What to do: Pull every line of the entries that has the word "изготовителя".

Task inputs:
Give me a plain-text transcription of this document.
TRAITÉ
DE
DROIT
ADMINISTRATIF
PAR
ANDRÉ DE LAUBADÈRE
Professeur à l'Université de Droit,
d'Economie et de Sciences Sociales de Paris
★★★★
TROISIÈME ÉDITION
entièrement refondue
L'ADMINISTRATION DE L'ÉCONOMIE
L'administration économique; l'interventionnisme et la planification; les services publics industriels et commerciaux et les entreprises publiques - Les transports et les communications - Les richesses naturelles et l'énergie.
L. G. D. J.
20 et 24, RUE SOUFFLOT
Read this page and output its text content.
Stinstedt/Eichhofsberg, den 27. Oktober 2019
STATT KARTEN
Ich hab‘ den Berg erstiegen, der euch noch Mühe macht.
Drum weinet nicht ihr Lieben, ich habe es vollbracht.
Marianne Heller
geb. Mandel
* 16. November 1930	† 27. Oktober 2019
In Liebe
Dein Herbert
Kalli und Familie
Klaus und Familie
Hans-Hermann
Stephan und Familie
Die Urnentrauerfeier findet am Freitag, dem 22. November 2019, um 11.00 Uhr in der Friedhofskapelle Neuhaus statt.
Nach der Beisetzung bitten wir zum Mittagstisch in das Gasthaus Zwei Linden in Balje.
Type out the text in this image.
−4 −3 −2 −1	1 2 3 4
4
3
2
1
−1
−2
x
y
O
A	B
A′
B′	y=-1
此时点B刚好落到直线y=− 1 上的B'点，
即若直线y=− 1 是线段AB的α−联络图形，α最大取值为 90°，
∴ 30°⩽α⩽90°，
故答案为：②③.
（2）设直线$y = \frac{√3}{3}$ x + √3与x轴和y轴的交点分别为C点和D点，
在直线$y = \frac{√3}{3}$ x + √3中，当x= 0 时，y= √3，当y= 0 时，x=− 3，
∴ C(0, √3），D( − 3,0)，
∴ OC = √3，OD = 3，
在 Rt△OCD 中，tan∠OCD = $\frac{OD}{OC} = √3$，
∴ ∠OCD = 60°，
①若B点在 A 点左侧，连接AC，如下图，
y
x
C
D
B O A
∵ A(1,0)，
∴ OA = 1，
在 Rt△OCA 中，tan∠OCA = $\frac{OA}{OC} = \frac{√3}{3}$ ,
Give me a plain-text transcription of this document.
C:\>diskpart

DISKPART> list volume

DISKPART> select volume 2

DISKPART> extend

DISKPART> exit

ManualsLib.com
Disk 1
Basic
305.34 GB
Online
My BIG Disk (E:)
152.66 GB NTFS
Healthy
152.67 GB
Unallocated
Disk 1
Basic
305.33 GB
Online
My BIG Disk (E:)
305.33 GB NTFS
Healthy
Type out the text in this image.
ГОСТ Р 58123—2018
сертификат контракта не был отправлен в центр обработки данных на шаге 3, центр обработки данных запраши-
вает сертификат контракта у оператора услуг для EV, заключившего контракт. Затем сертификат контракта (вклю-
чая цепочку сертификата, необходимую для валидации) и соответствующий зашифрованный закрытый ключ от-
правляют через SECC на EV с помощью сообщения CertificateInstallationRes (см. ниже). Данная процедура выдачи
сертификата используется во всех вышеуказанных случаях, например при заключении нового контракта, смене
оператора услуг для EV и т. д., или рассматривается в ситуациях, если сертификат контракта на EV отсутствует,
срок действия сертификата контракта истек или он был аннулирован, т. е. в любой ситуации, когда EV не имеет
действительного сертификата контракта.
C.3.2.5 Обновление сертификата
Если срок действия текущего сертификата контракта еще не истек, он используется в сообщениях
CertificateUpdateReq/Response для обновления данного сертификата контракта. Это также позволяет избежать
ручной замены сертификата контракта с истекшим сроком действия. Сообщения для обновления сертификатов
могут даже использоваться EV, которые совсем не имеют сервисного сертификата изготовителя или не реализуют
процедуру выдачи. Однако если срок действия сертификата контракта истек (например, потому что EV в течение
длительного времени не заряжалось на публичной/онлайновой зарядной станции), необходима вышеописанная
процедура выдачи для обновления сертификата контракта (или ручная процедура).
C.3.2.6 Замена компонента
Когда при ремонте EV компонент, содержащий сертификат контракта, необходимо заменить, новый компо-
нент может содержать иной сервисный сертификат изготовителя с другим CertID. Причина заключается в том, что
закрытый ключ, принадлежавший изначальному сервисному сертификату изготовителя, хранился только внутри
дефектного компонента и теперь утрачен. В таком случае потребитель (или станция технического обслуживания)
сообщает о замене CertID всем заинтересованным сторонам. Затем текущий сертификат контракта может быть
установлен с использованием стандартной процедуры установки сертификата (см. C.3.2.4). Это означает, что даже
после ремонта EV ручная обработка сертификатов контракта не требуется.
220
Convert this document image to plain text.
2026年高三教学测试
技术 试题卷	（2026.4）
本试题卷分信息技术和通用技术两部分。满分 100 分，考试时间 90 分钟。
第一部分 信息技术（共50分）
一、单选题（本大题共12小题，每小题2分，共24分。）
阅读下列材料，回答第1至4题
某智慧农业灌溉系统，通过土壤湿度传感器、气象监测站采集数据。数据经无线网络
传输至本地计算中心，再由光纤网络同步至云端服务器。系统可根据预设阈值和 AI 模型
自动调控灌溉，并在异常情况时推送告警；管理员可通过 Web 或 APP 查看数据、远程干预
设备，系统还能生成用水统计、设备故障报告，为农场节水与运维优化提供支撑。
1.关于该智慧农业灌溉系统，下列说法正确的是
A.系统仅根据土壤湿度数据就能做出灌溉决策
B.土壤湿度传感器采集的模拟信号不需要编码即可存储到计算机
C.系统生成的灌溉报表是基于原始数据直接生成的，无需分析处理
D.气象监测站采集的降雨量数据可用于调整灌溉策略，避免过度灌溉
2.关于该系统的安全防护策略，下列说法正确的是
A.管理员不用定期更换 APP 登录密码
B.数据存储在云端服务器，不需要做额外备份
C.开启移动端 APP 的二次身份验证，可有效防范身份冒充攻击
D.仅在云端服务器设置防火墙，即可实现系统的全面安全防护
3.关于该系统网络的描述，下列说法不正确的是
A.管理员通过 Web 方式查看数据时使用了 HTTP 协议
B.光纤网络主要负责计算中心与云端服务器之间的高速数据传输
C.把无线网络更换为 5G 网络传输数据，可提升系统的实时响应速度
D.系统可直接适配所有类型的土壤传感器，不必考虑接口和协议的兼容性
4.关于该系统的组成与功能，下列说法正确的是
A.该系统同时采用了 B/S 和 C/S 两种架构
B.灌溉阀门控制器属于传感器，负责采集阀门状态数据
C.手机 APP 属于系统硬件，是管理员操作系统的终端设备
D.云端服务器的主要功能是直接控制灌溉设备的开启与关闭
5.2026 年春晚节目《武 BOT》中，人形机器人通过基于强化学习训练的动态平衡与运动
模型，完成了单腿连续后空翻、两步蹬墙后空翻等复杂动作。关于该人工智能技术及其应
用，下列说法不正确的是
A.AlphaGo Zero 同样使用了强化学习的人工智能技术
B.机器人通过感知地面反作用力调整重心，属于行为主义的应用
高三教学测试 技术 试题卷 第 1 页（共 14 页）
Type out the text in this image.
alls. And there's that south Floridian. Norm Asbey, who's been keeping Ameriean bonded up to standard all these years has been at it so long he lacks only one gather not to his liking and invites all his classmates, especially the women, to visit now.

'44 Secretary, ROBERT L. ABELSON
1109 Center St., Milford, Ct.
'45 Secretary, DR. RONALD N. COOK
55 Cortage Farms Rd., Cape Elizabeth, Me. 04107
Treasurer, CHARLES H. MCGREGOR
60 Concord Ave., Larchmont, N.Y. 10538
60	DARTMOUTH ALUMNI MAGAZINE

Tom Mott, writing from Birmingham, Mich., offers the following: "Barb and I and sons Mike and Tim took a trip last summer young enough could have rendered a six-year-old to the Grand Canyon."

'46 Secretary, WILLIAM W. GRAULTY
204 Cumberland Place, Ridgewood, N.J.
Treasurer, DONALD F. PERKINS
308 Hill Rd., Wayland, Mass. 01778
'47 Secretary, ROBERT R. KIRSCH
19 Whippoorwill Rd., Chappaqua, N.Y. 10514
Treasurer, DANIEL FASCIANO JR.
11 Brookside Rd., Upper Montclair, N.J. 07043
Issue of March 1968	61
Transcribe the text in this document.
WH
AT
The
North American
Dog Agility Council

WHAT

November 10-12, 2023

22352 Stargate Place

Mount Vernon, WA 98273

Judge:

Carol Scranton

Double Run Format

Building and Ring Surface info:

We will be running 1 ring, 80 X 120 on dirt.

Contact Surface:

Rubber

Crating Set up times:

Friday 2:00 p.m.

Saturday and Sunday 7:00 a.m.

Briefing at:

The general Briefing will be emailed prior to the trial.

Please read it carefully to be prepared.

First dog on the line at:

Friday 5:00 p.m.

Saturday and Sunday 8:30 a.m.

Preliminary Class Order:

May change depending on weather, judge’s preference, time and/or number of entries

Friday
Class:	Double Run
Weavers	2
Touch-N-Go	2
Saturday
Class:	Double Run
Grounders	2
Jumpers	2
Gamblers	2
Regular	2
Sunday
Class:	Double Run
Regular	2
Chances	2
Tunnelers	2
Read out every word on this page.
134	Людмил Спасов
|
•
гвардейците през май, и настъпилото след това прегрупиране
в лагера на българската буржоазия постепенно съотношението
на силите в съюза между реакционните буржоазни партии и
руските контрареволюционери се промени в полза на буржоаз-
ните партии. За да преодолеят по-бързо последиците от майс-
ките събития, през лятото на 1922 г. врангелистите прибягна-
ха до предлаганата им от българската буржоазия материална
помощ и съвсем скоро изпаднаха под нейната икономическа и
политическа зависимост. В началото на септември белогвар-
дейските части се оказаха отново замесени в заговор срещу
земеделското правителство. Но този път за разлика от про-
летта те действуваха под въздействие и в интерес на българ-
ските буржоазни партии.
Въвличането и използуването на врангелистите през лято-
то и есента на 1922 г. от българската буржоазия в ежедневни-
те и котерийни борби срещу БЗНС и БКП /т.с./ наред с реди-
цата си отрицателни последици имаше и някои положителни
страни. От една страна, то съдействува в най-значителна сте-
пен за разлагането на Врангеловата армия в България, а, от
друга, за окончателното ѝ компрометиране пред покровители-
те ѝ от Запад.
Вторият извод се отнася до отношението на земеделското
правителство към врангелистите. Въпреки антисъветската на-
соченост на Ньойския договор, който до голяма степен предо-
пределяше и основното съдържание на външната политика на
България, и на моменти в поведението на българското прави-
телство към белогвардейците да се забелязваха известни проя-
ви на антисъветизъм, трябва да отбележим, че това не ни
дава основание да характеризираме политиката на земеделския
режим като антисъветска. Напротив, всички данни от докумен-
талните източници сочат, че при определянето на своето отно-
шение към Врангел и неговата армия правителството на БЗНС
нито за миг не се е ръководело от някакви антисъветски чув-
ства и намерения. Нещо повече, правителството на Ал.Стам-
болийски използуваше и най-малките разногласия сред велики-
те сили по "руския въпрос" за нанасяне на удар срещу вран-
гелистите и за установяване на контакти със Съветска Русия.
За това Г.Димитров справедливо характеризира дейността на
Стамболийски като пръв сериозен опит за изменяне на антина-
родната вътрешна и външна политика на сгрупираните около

Answer for the task:
могут даже использоваться EV, которые совсем не имеют сервисного сертификата изготовителя или не реализуют
нент может содержать иной сервисный сертификат изготовителя с другим CertID. Причина заключается в том, что
закрытый ключ, принадлежавший изначальному сервисному сертификату изготовителя, хранился только внутри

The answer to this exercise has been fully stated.